Where a line contains the word "this", copy that line in full.

---- EXERCISE INPUT

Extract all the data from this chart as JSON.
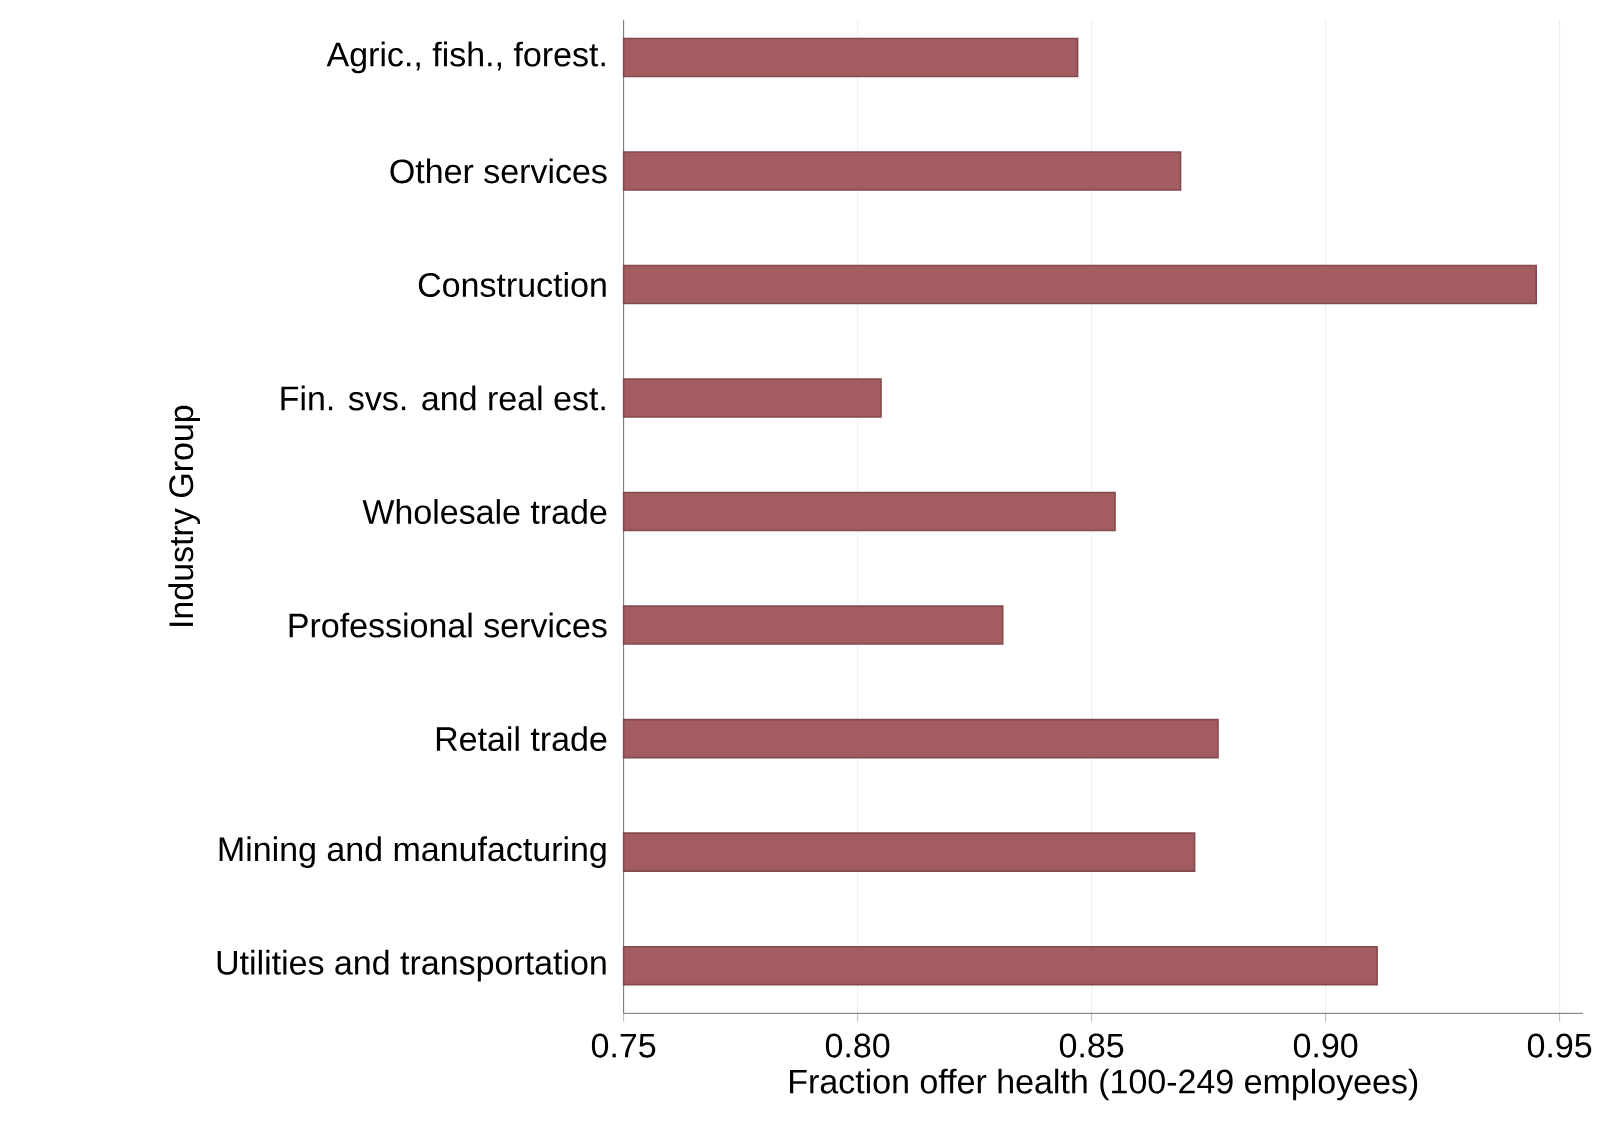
{
  "chart_data": {
    "type": "bar",
    "orientation": "horizontal",
    "xlabel": "Fraction offer health (100-249 employees)",
    "ylabel": "Industry Group",
    "categories": [
      "Agric., fish., forest.",
      "Other services",
      "Construction",
      "Fin. svs. and real est.",
      "Wholesale trade",
      "Professional services",
      "Retail trade",
      "Mining and manufacturing",
      "Utilities and transportation"
    ],
    "values": [
      0.847,
      0.869,
      0.945,
      0.805,
      0.855,
      0.831,
      0.877,
      0.872,
      0.911
    ],
    "color": "#a35d61",
    "xlim": [
      0.75,
      0.955
    ],
    "xticks": [
      {
        "value": 0.75,
        "label": "0.75"
      },
      {
        "value": 0.8,
        "label": "0.80"
      },
      {
        "value": 0.85,
        "label": "0.85"
      },
      {
        "value": 0.9,
        "label": "0.90"
      },
      {
        "value": 0.95,
        "label": "0.95"
      }
    ],
    "grid": "x"
  }
}
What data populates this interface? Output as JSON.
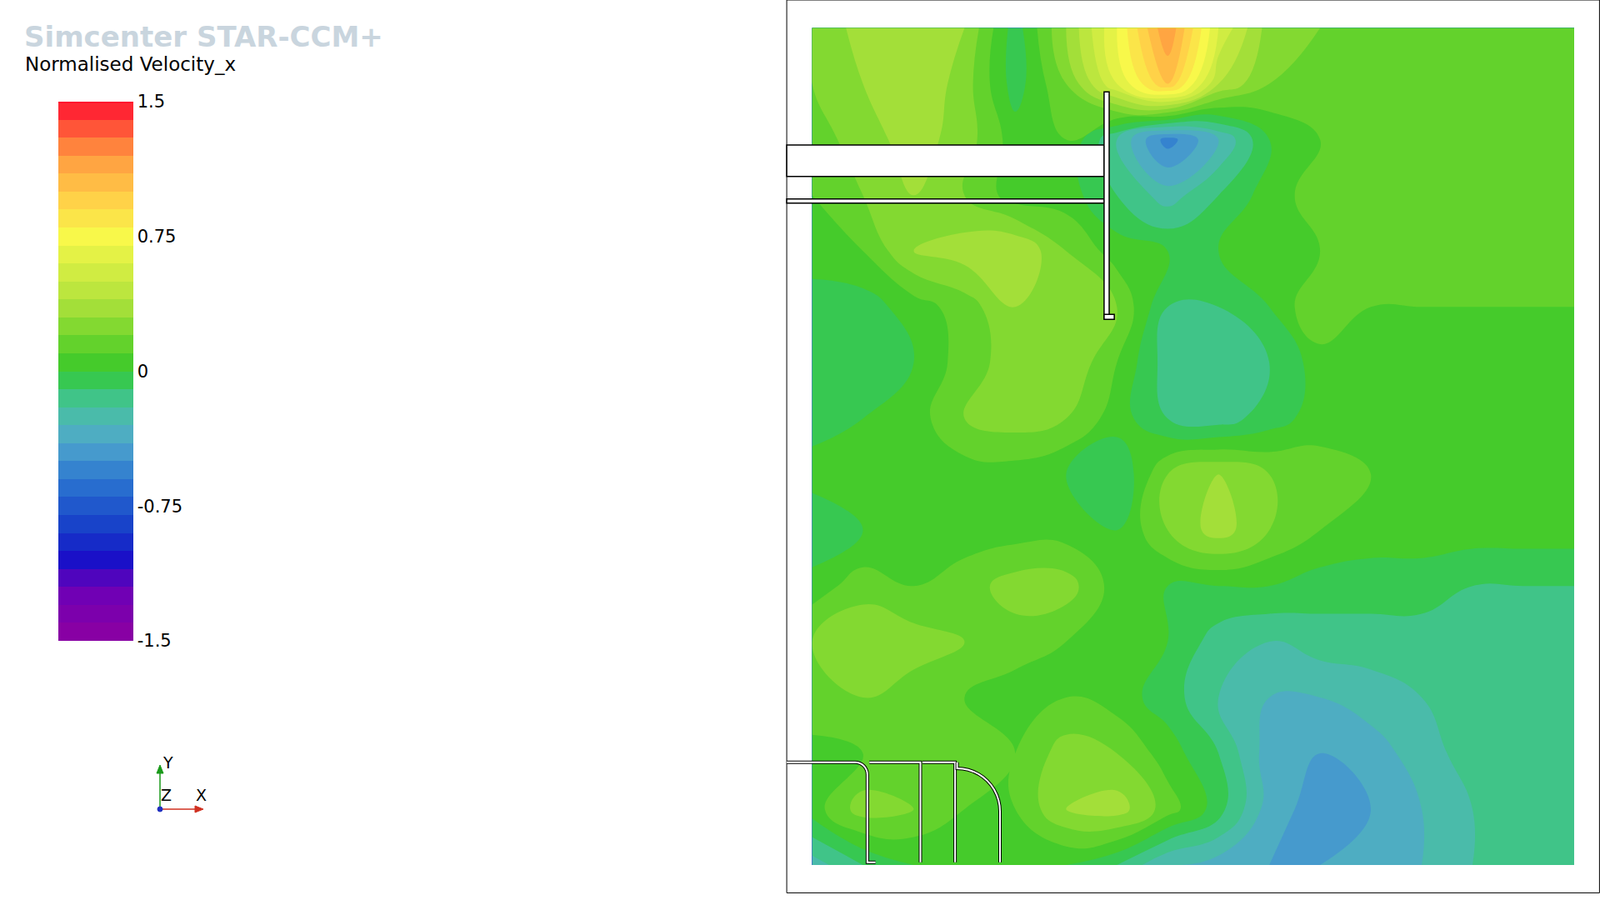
{
  "chart_data": {
    "type": "contour",
    "title": "Normalised Velocity_x",
    "watermark": "Simcenter STAR-CCM+",
    "z": [
      [
        0.2,
        0.35,
        0.4,
        0.3,
        -0.05,
        0.3,
        0.7,
        1.2,
        0.6,
        0.25,
        0.2,
        0.15,
        0.15,
        0.15,
        0.1,
        0.15
      ],
      [
        0.2,
        0.3,
        0.4,
        0.25,
        -0.05,
        0.2,
        0.6,
        1.0,
        0.4,
        0.2,
        0.15,
        0.15,
        0.15,
        0.15,
        0.15,
        0.15
      ],
      [
        0.15,
        0.25,
        0.35,
        0.25,
        0.05,
        0.1,
        -0.2,
        -0.55,
        -0.3,
        0.0,
        0.1,
        0.15,
        0.15,
        0.15,
        0.15,
        0.15
      ],
      [
        0.1,
        0.2,
        0.3,
        0.2,
        0.05,
        0.05,
        -0.1,
        -0.25,
        -0.1,
        0.05,
        0.15,
        0.15,
        0.15,
        0.15,
        0.15,
        0.15
      ],
      [
        0.05,
        0.1,
        0.3,
        0.35,
        0.4,
        0.2,
        0.05,
        0.0,
        0.0,
        0.05,
        0.1,
        0.15,
        0.15,
        0.15,
        0.15,
        0.15
      ],
      [
        -0.05,
        -0.05,
        0.05,
        0.15,
        0.3,
        0.3,
        0.2,
        -0.1,
        -0.1,
        0.0,
        0.2,
        0.1,
        0.1,
        0.1,
        0.1,
        0.1
      ],
      [
        -0.1,
        -0.1,
        0.0,
        0.15,
        0.25,
        0.3,
        0.1,
        -0.15,
        -0.2,
        -0.1,
        0.05,
        0.1,
        0.1,
        0.1,
        0.1,
        0.1
      ],
      [
        -0.05,
        0.0,
        0.05,
        0.2,
        0.25,
        0.2,
        0.05,
        -0.1,
        -0.15,
        -0.05,
        0.05,
        0.1,
        0.1,
        0.1,
        0.1,
        0.1
      ],
      [
        0.05,
        0.1,
        0.05,
        0.05,
        0.05,
        0.0,
        -0.1,
        0.2,
        0.3,
        0.2,
        0.15,
        0.1,
        0.05,
        0.05,
        0.05,
        0.05
      ],
      [
        -0.1,
        0.0,
        0.05,
        0.05,
        0.05,
        0.05,
        0.0,
        0.2,
        0.35,
        0.2,
        0.1,
        0.05,
        0.05,
        0.05,
        0.05,
        0.05
      ],
      [
        0.05,
        0.15,
        0.1,
        0.15,
        0.25,
        0.25,
        0.05,
        0.0,
        0.0,
        0.0,
        -0.05,
        -0.05,
        -0.05,
        -0.1,
        -0.1,
        -0.1
      ],
      [
        0.2,
        0.3,
        0.25,
        0.2,
        0.15,
        0.1,
        0.05,
        0.0,
        -0.15,
        -0.2,
        -0.15,
        -0.15,
        -0.15,
        -0.15,
        -0.15,
        -0.15
      ],
      [
        0.2,
        0.2,
        0.15,
        0.1,
        0.05,
        0.1,
        0.05,
        -0.05,
        -0.2,
        -0.3,
        -0.3,
        -0.25,
        -0.2,
        -0.15,
        -0.15,
        -0.15
      ],
      [
        0.05,
        0.1,
        0.2,
        0.15,
        0.1,
        0.25,
        0.2,
        0.05,
        -0.1,
        -0.35,
        -0.4,
        -0.35,
        -0.25,
        -0.15,
        -0.15,
        -0.15
      ],
      [
        0.05,
        0.25,
        0.2,
        0.1,
        0.1,
        0.3,
        0.35,
        0.15,
        -0.05,
        -0.35,
        -0.45,
        -0.4,
        -0.3,
        -0.2,
        -0.15,
        -0.15
      ],
      [
        -0.25,
        -0.1,
        0.0,
        0.05,
        0.05,
        0.0,
        -0.1,
        -0.3,
        -0.35,
        -0.4,
        -0.4,
        -0.35,
        -0.3,
        -0.2,
        -0.15,
        -0.15
      ]
    ],
    "zlim": [
      -1.5,
      1.5
    ],
    "zticks": [
      1.5,
      0.75,
      0,
      -0.75,
      -1.5
    ],
    "tick_labels": false,
    "triad": {
      "x": "X",
      "y": "Y",
      "z": "Z"
    }
  }
}
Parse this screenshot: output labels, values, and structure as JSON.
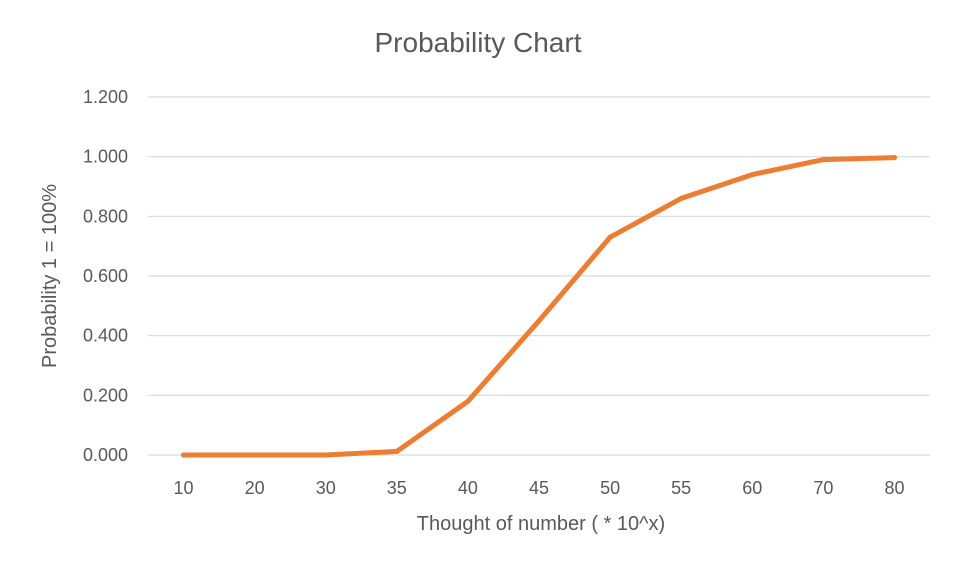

--------

EXPECTED ANSWER:
Extract all the data from this chart as JSON.
What data populates this interface? Output as JSON.
Parse this screenshot: output labels, values, and structure as JSON.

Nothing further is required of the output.